EXERCISE DIRECTIONS =
Find each line containing the string "JSON". Copy it.

— START OF MATERIAL PROVIDED —

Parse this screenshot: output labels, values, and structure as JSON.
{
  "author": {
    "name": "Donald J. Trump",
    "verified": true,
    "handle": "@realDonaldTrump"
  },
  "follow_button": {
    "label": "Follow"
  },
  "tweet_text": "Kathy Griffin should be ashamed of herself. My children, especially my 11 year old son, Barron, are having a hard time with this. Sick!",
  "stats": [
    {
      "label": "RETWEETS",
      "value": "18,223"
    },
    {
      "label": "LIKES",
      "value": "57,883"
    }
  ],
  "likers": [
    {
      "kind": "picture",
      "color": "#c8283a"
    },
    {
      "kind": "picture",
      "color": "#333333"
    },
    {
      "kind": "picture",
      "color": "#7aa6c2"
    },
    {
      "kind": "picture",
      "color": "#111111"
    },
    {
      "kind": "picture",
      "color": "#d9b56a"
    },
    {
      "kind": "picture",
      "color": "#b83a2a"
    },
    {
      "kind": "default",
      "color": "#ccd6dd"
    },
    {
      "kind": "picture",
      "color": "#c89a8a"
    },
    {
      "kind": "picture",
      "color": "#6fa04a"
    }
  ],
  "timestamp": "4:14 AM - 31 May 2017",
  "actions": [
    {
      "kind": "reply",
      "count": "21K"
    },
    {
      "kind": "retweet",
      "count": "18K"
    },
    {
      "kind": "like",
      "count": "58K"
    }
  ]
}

— END OF MATERIAL PROVIDED —
— START OF MATERIAL PROVIDED —

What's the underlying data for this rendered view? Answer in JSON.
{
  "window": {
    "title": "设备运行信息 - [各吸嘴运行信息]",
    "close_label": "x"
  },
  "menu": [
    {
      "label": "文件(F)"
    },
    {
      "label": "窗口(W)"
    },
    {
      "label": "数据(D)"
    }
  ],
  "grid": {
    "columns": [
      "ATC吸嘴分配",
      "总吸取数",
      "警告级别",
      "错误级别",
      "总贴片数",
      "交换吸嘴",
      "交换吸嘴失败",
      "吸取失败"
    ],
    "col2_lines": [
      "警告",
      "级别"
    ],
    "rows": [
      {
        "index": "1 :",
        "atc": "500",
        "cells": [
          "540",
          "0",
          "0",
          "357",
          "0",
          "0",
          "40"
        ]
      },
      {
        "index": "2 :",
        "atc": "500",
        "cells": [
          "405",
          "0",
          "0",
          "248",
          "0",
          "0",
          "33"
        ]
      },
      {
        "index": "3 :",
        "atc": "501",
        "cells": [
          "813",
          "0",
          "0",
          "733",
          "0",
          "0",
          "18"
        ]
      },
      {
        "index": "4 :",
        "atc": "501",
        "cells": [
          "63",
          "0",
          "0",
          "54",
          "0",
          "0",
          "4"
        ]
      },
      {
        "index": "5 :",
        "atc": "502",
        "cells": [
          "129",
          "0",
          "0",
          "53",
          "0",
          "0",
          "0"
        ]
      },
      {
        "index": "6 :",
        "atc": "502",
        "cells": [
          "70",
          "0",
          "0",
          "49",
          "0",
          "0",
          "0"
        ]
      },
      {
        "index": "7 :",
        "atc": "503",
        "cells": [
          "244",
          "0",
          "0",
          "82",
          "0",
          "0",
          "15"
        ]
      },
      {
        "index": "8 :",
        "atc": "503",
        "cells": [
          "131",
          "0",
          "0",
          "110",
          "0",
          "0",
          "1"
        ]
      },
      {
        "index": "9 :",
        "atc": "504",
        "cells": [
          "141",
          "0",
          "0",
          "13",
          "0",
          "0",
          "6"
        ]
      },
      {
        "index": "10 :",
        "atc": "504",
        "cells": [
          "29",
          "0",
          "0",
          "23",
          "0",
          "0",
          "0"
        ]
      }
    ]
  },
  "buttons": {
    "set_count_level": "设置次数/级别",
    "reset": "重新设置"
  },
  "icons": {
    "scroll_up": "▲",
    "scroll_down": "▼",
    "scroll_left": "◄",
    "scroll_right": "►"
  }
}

— END OF MATERIAL PROVIDED —

SOLVED PROBLEM =
Parse this screenshot: output labels, values, and structure as JSON.
What's the underlying data for this rendered view? Answer in JSON.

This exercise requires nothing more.